### DIRECTIVE
Say how many lines contain the string "емкость". Give no other output.

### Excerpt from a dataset

——————————

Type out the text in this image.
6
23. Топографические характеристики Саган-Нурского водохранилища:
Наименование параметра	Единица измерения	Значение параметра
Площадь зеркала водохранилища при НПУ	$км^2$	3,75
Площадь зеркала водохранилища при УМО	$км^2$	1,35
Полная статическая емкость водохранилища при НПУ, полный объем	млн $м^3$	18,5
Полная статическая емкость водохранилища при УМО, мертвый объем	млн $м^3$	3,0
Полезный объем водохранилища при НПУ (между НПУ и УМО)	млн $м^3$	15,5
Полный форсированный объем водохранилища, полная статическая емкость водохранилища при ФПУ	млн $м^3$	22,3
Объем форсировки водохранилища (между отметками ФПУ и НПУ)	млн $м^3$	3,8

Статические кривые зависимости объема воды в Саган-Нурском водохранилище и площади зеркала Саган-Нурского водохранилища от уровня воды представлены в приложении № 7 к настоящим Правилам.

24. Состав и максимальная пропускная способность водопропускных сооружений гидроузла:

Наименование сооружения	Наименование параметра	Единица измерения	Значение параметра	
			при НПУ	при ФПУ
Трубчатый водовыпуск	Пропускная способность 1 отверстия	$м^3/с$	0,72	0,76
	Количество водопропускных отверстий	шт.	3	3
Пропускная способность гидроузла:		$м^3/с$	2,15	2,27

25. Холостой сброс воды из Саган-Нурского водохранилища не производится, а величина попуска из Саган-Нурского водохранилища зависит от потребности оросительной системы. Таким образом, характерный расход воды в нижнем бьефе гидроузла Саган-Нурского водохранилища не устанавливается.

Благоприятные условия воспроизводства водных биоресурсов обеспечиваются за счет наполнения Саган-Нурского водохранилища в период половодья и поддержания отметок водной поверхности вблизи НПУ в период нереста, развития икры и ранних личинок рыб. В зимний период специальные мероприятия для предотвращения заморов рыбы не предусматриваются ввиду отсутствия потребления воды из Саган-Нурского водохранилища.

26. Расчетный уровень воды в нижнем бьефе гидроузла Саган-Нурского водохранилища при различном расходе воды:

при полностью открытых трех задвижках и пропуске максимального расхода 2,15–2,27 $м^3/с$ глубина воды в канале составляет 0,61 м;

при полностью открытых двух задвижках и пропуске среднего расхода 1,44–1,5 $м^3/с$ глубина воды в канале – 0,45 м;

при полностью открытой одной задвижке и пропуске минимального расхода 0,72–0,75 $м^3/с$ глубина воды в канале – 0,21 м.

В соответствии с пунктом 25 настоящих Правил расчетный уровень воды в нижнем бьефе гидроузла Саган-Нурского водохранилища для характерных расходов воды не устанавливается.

——————————

### WRITTEN REPLY
3